What needs to be done: Output all of the data below exactly as given.

-- start of Information given --

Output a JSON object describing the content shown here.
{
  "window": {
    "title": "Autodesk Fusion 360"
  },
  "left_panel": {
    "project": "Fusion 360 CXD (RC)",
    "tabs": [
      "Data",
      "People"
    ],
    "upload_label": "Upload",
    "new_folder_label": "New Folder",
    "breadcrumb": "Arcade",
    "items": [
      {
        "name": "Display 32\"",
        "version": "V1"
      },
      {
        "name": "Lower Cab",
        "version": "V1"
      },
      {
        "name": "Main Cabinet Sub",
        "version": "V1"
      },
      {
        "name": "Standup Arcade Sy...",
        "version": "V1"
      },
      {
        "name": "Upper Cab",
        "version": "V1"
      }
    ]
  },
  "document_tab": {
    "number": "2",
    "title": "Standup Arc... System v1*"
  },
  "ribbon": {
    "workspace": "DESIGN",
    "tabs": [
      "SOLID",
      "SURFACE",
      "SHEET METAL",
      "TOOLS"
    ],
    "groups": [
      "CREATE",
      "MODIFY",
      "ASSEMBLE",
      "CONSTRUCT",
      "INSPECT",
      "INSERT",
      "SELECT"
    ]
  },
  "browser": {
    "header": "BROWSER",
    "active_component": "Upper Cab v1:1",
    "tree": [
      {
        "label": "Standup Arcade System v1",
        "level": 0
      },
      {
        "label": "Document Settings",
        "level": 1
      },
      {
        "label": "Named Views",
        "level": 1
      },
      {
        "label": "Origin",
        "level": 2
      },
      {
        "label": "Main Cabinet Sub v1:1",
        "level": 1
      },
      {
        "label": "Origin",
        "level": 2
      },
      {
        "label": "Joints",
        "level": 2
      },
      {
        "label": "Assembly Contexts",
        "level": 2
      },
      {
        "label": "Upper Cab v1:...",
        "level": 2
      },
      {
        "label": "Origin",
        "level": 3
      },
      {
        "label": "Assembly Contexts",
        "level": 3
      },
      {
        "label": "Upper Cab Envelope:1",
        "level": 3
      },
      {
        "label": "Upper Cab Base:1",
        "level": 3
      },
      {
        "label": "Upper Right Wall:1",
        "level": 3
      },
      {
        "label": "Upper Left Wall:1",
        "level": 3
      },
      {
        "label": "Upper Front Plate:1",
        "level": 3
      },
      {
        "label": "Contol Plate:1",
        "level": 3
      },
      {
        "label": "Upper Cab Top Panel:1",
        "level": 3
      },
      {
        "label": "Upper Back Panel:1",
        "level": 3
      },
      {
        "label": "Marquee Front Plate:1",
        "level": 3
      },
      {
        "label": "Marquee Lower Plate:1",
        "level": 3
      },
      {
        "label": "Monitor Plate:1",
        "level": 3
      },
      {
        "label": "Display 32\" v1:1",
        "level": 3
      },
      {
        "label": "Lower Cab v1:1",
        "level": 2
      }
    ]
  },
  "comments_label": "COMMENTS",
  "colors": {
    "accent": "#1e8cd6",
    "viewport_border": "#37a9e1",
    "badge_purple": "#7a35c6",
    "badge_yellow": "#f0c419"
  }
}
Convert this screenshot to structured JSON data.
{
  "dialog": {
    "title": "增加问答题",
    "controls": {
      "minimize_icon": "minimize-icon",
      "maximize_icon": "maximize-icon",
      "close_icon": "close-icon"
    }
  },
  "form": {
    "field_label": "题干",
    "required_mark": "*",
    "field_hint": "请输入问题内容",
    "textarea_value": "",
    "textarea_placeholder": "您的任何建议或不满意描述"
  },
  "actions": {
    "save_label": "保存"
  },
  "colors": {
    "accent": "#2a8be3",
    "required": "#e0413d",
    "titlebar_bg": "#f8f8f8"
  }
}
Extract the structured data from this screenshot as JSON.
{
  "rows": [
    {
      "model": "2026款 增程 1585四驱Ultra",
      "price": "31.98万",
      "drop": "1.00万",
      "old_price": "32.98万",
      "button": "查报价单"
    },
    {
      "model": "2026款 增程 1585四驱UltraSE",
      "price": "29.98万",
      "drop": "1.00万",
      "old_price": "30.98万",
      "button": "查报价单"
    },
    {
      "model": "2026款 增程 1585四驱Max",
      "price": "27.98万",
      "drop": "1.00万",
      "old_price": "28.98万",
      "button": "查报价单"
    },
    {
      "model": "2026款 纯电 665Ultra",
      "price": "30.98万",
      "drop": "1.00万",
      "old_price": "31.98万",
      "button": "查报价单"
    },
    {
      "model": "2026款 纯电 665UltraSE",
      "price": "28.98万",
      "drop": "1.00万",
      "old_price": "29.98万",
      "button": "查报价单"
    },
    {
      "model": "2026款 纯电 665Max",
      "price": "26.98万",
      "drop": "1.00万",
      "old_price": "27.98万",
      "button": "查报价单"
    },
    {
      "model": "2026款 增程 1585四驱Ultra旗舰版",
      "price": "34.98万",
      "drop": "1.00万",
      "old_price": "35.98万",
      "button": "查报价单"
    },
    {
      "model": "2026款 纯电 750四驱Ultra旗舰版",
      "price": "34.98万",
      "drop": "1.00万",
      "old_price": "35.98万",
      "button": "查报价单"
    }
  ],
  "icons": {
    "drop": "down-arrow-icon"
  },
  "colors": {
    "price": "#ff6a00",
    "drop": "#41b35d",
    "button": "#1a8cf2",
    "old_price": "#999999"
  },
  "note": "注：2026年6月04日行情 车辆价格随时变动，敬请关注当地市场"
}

-- end of Information given --

Answer to this problem:
Output a JSON object describing the content shown here.
{
  "window": {
    "title": "Autodesk Fusion 360"
  },
  "left_panel": {
    "project": "Fusion 360 CXD (RC)",
    "tabs": [
      "Data",
      "People"
    ],
    "upload_label": "Upload",
    "new_folder_label": "New Folder",
    "breadcrumb": "Arcade",
    "items": [
      {
        "name": "Display 32\"",
        "version": "V1"
      },
      {
        "name": "Lower Cab",
        "version": "V1"
      },
      {
        "name": "Main Cabinet Sub",
        "version": "V1"
      },
      {
        "name": "Standup Arcade Sy...",
        "version": "V1"
      },
      {
        "name": "Upper Cab",
        "version": "V1"
      }
    ]
  },
  "document_tab": {
    "number": "2",
    "title": "Standup Arc... System v1*"
  },
  "ribbon": {
    "workspace": "DESIGN",
    "tabs": [
      "SOLID",
      "SURFACE",
      "SHEET METAL",
      "TOOLS"
    ],
    "groups": [
      "CREATE",
      "MODIFY",
      "ASSEMBLE",
      "CONSTRUCT",
      "INSPECT",
      "INSERT",
      "SELECT"
    ]
  },
  "browser": {
    "header": "BROWSER",
    "active_component": "Upper Cab v1:1",
    "tree": [
      {
        "label": "Standup Arcade System v1",
        "level": 0
      },
      {
        "label": "Document Settings",
        "level": 1
      },
      {
        "label": "Named Views",
        "level": 1
      },
      {
        "label": "Origin",
        "level": 2
      },
      {
        "label": "Main Cabinet Sub v1:1",
        "level": 1
      },
      {
        "label": "Origin",
        "level": 2
      },
      {
        "label": "Joints",
        "level": 2
      },
      {
        "label": "Assembly Contexts",
        "level": 2
      },
      {
        "label": "Upper Cab v1:...",
        "level": 2
      },
      {
        "label": "Origin",
        "level": 3
      },
      {
        "label": "Assembly Contexts",
        "level": 3
      },
      {
        "label": "Upper Cab Envelope:1",
        "level": 3
      },
      {
        "label": "Upper Cab Base:1",
        "level": 3
      },
      {
        "label": "Upper Right Wall:1",
        "level": 3
      },
      {
        "label": "Upper Left Wall:1",
        "level": 3
      },
      {
        "label": "Upper Front Plate:1",
        "level": 3
      },
      {
        "label": "Contol Plate:1",
        "level": 3
      },
      {
        "label": "Upper Cab Top Panel:1",
        "level": 3
      },
      {
        "label": "Upper Back Panel:1",
        "level": 3
      },
      {
        "label": "Marquee Front Plate:1",
        "level": 3
      },
      {
        "label": "Marquee Lower Plate:1",
        "level": 3
      },
      {
        "label": "Monitor Plate:1",
        "level": 3
      },
      {
        "label": "Display 32\" v1:1",
        "level": 3
      },
      {
        "label": "Lower Cab v1:1",
        "level": 2
      }
    ]
  },
  "comments_label": "COMMENTS",
  "colors": {
    "accent": "#1e8cd6",
    "viewport_border": "#37a9e1",
    "badge_purple": "#7a35c6",
    "badge_yellow": "#f0c419"
  }
}
Convert this screenshot to structured JSON data.
{
  "dialog": {
    "title": "增加问答题",
    "controls": {
      "minimize_icon": "minimize-icon",
      "maximize_icon": "maximize-icon",
      "close_icon": "close-icon"
    }
  },
  "form": {
    "field_label": "题干",
    "required_mark": "*",
    "field_hint": "请输入问题内容",
    "textarea_value": "",
    "textarea_placeholder": "您的任何建议或不满意描述"
  },
  "actions": {
    "save_label": "保存"
  },
  "colors": {
    "accent": "#2a8be3",
    "required": "#e0413d",
    "titlebar_bg": "#f8f8f8"
  }
}
Extract the structured data from this screenshot as JSON.
{
  "rows": [
    {
      "model": "2026款 增程 1585四驱Ultra",
      "price": "31.98万",
      "drop": "1.00万",
      "old_price": "32.98万",
      "button": "查报价单"
    },
    {
      "model": "2026款 增程 1585四驱UltraSE",
      "price": "29.98万",
      "drop": "1.00万",
      "old_price": "30.98万",
      "button": "查报价单"
    },
    {
      "model": "2026款 增程 1585四驱Max",
      "price": "27.98万",
      "drop": "1.00万",
      "old_price": "28.98万",
      "button": "查报价单"
    },
    {
      "model": "2026款 纯电 665Ultra",
      "price": "30.98万",
      "drop": "1.00万",
      "old_price": "31.98万",
      "button": "查报价单"
    },
    {
      "model": "2026款 纯电 665UltraSE",
      "price": "28.98万",
      "drop": "1.00万",
      "old_price": "29.98万",
      "button": "查报价单"
    },
    {
      "model": "2026款 纯电 665Max",
      "price": "26.98万",
      "drop": "1.00万",
      "old_price": "27.98万",
      "button": "查报价单"
    },
    {
      "model": "2026款 增程 1585四驱Ultra旗舰版",
      "price": "34.98万",
      "drop": "1.00万",
      "old_price": "35.98万",
      "button": "查报价单"
    },
    {
      "model": "2026款 纯电 750四驱Ultra旗舰版",
      "price": "34.98万",
      "drop": "1.00万",
      "old_price": "35.98万",
      "button": "查报价单"
    }
  ],
  "icons": {
    "drop": "down-arrow-icon"
  },
  "colors": {
    "price": "#ff6a00",
    "drop": "#41b35d",
    "button": "#1a8cf2",
    "old_price": "#999999"
  },
  "note": "注：2026年6月04日行情 车辆价格随时变动，敬请关注当地市场"
}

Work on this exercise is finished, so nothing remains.